# Task to carry out
Only the number is wanted: how many lines in the data contain "this"?

# Entries
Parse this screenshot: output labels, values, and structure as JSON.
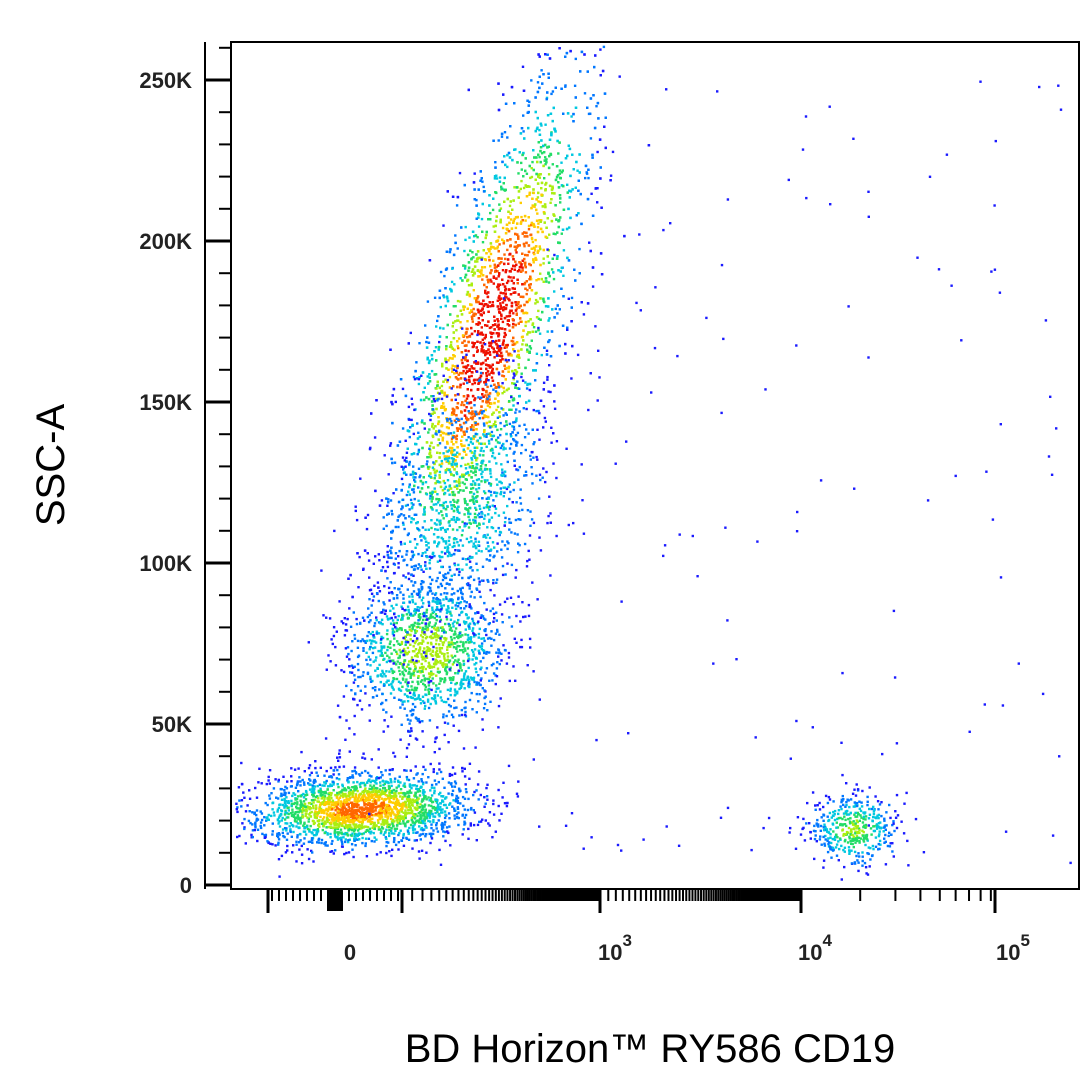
{
  "chart_data": {
    "type": "scatter",
    "subtype": "flow-cytometry-density-dot-plot",
    "xlabel": "BD Horizon™ RY586 CD19",
    "ylabel": "SSC-A",
    "x_scale": "biexponential",
    "y_scale": "linear",
    "ylim": [
      0,
      262144
    ],
    "xlim": [
      -300,
      200000
    ],
    "x_ticks": [
      {
        "value": 0,
        "base": "0",
        "exp": ""
      },
      {
        "value": 1000,
        "base": "10",
        "exp": "3"
      },
      {
        "value": 10000,
        "base": "10",
        "exp": "4"
      },
      {
        "value": 100000,
        "base": "10",
        "exp": "5"
      }
    ],
    "y_ticks": [
      {
        "value": 0,
        "label": "0"
      },
      {
        "value": 50000,
        "label": "50K"
      },
      {
        "value": 100000,
        "label": "100K"
      },
      {
        "value": 150000,
        "label": "150K"
      },
      {
        "value": 200000,
        "label": "200K"
      },
      {
        "value": 250000,
        "label": "250K"
      }
    ],
    "grid": false,
    "legend": "none",
    "density_colormap": [
      "#1a1aff",
      "#0077ff",
      "#00c8e0",
      "#22dd66",
      "#aaee11",
      "#ffcc00",
      "#ff6600",
      "#ee1100"
    ],
    "populations": [
      {
        "x_center": 50,
        "y_center": 23000,
        "density": "high"
      },
      {
        "x_center": 180,
        "y_center": 72000,
        "density": "medium"
      },
      {
        "x_center": 350,
        "y_center": 170000,
        "density": "highest"
      },
      {
        "x_center": 17000,
        "y_center": 17000,
        "density": "medium"
      }
    ]
  }
}
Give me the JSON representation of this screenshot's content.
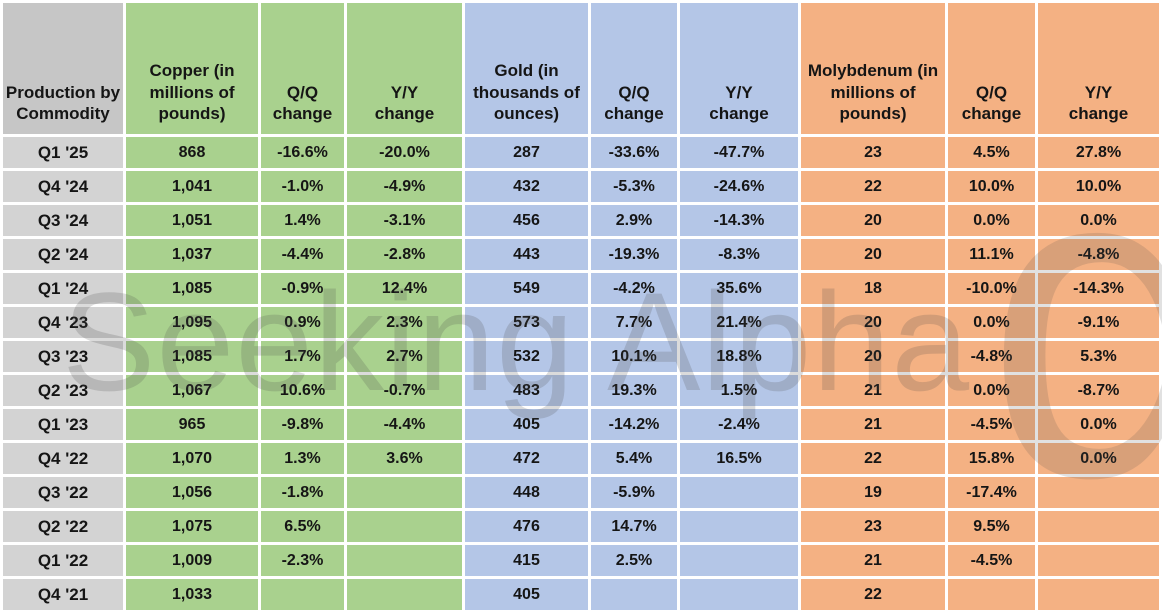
{
  "table": {
    "corner_label": "Production by Commodity",
    "groups": [
      {
        "label": "Copper (in millions of pounds)",
        "qq_label": "Q/Q change",
        "yy_label": "Y/Y change",
        "color": "#A9D18E"
      },
      {
        "label": "Gold (in thousands of ounces)",
        "qq_label": "Q/Q change",
        "yy_label": "Y/Y change",
        "color": "#B4C6E7"
      },
      {
        "label": "Molybdenum (in millions of pounds)",
        "qq_label": "Q/Q change",
        "yy_label": "Y/Y change",
        "color": "#F4B183"
      }
    ],
    "rows": [
      {
        "label": "Q1 '25",
        "values": [
          "868",
          "-16.6%",
          "-20.0%",
          "287",
          "-33.6%",
          "-47.7%",
          "23",
          "4.5%",
          "27.8%"
        ]
      },
      {
        "label": "Q4 '24",
        "values": [
          "1,041",
          "-1.0%",
          "-4.9%",
          "432",
          "-5.3%",
          "-24.6%",
          "22",
          "10.0%",
          "10.0%"
        ]
      },
      {
        "label": "Q3 '24",
        "values": [
          "1,051",
          "1.4%",
          "-3.1%",
          "456",
          "2.9%",
          "-14.3%",
          "20",
          "0.0%",
          "0.0%"
        ]
      },
      {
        "label": "Q2 '24",
        "values": [
          "1,037",
          "-4.4%",
          "-2.8%",
          "443",
          "-19.3%",
          "-8.3%",
          "20",
          "11.1%",
          "-4.8%"
        ]
      },
      {
        "label": "Q1 '24",
        "values": [
          "1,085",
          "-0.9%",
          "12.4%",
          "549",
          "-4.2%",
          "35.6%",
          "18",
          "-10.0%",
          "-14.3%"
        ]
      },
      {
        "label": "Q4 '23",
        "values": [
          "1,095",
          "0.9%",
          "2.3%",
          "573",
          "7.7%",
          "21.4%",
          "20",
          "0.0%",
          "-9.1%"
        ]
      },
      {
        "label": "Q3 '23",
        "values": [
          "1,085",
          "1.7%",
          "2.7%",
          "532",
          "10.1%",
          "18.8%",
          "20",
          "-4.8%",
          "5.3%"
        ]
      },
      {
        "label": "Q2 '23",
        "values": [
          "1,067",
          "10.6%",
          "-0.7%",
          "483",
          "19.3%",
          "1.5%",
          "21",
          "0.0%",
          "-8.7%"
        ]
      },
      {
        "label": "Q1 '23",
        "values": [
          "965",
          "-9.8%",
          "-4.4%",
          "405",
          "-14.2%",
          "-2.4%",
          "21",
          "-4.5%",
          "0.0%"
        ]
      },
      {
        "label": "Q4 '22",
        "values": [
          "1,070",
          "1.3%",
          "3.6%",
          "472",
          "5.4%",
          "16.5%",
          "22",
          "15.8%",
          "0.0%"
        ]
      },
      {
        "label": "Q3 '22",
        "values": [
          "1,056",
          "-1.8%",
          "",
          "448",
          "-5.9%",
          "",
          "19",
          "-17.4%",
          ""
        ]
      },
      {
        "label": "Q2 '22",
        "values": [
          "1,075",
          "6.5%",
          "",
          "476",
          "14.7%",
          "",
          "23",
          "9.5%",
          ""
        ]
      },
      {
        "label": "Q1 '22",
        "values": [
          "1,009",
          "-2.3%",
          "",
          "415",
          "2.5%",
          "",
          "21",
          "-4.5%",
          ""
        ]
      },
      {
        "label": "Q4 '21",
        "values": [
          "1,033",
          "",
          "",
          "405",
          "",
          "",
          "22",
          "",
          ""
        ]
      }
    ]
  },
  "watermark": {
    "text": "Seeking Alpha",
    "symbol": "α"
  },
  "colors": {
    "copper_group": "#A9D18E",
    "gold_group": "#B4C6E7",
    "molybdenum_group": "#F4B183",
    "header_gray": "#C6C6C6",
    "row_label_gray": "#D3D3D3"
  },
  "chart_data": {
    "type": "table",
    "title": "Production by Commodity",
    "columns": [
      "Production by Commodity",
      "Copper (in millions of pounds)",
      "Q/Q change",
      "Y/Y change",
      "Gold (in thousands of ounces)",
      "Q/Q change",
      "Y/Y change",
      "Molybdenum (in millions of pounds)",
      "Q/Q change",
      "Y/Y change"
    ],
    "rows": [
      [
        "Q1 '25",
        "868",
        "-16.6%",
        "-20.0%",
        "287",
        "-33.6%",
        "-47.7%",
        "23",
        "4.5%",
        "27.8%"
      ],
      [
        "Q4 '24",
        "1,041",
        "-1.0%",
        "-4.9%",
        "432",
        "-5.3%",
        "-24.6%",
        "22",
        "10.0%",
        "10.0%"
      ],
      [
        "Q3 '24",
        "1,051",
        "1.4%",
        "-3.1%",
        "456",
        "2.9%",
        "-14.3%",
        "20",
        "0.0%",
        "0.0%"
      ],
      [
        "Q2 '24",
        "1,037",
        "-4.4%",
        "-2.8%",
        "443",
        "-19.3%",
        "-8.3%",
        "20",
        "11.1%",
        "-4.8%"
      ],
      [
        "Q1 '24",
        "1,085",
        "-0.9%",
        "12.4%",
        "549",
        "-4.2%",
        "35.6%",
        "18",
        "-10.0%",
        "-14.3%"
      ],
      [
        "Q4 '23",
        "1,095",
        "0.9%",
        "2.3%",
        "573",
        "7.7%",
        "21.4%",
        "20",
        "0.0%",
        "-9.1%"
      ],
      [
        "Q3 '23",
        "1,085",
        "1.7%",
        "2.7%",
        "532",
        "10.1%",
        "18.8%",
        "20",
        "-4.8%",
        "5.3%"
      ],
      [
        "Q2 '23",
        "1,067",
        "10.6%",
        "-0.7%",
        "483",
        "19.3%",
        "1.5%",
        "21",
        "0.0%",
        "-8.7%"
      ],
      [
        "Q1 '23",
        "965",
        "-9.8%",
        "-4.4%",
        "405",
        "-14.2%",
        "-2.4%",
        "21",
        "-4.5%",
        "0.0%"
      ],
      [
        "Q4 '22",
        "1,070",
        "1.3%",
        "3.6%",
        "472",
        "5.4%",
        "16.5%",
        "22",
        "15.8%",
        "0.0%"
      ],
      [
        "Q3 '22",
        "1,056",
        "-1.8%",
        "",
        "448",
        "-5.9%",
        "",
        "19",
        "-17.4%",
        ""
      ],
      [
        "Q2 '22",
        "1,075",
        "6.5%",
        "",
        "476",
        "14.7%",
        "",
        "23",
        "9.5%",
        ""
      ],
      [
        "Q1 '22",
        "1,009",
        "-2.3%",
        "",
        "415",
        "2.5%",
        "",
        "21",
        "-4.5%",
        ""
      ],
      [
        "Q4 '21",
        "1,033",
        "",
        "",
        "405",
        "",
        "",
        "22",
        "",
        ""
      ]
    ]
  }
}
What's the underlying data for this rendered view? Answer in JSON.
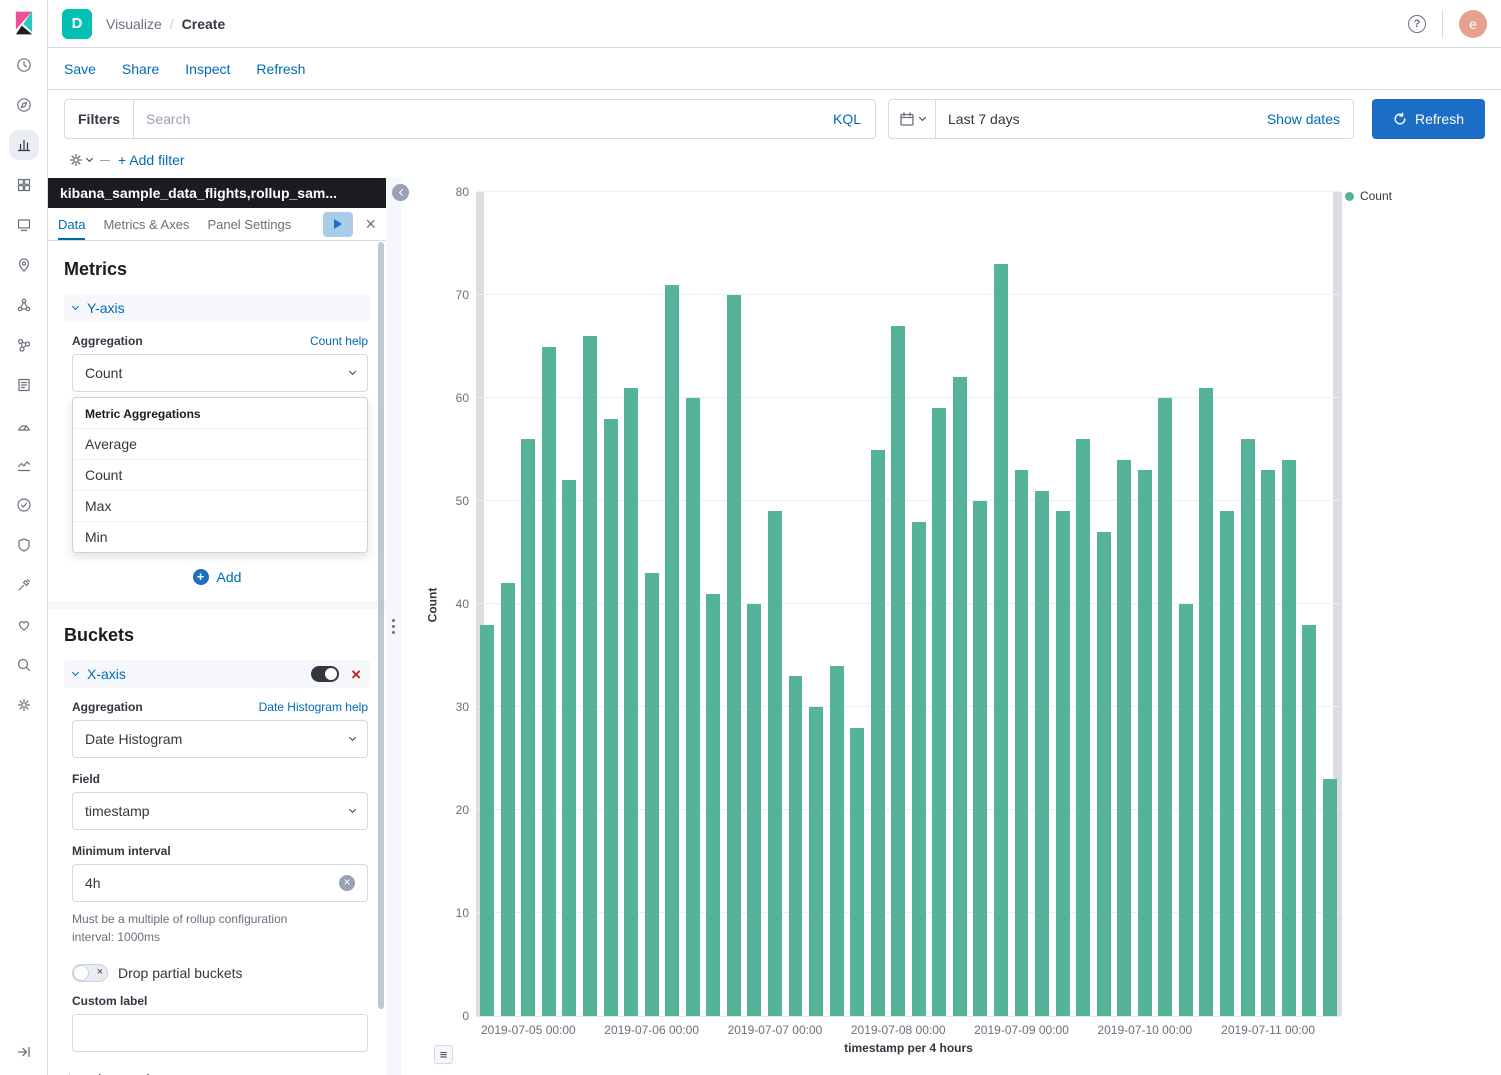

# Reply
3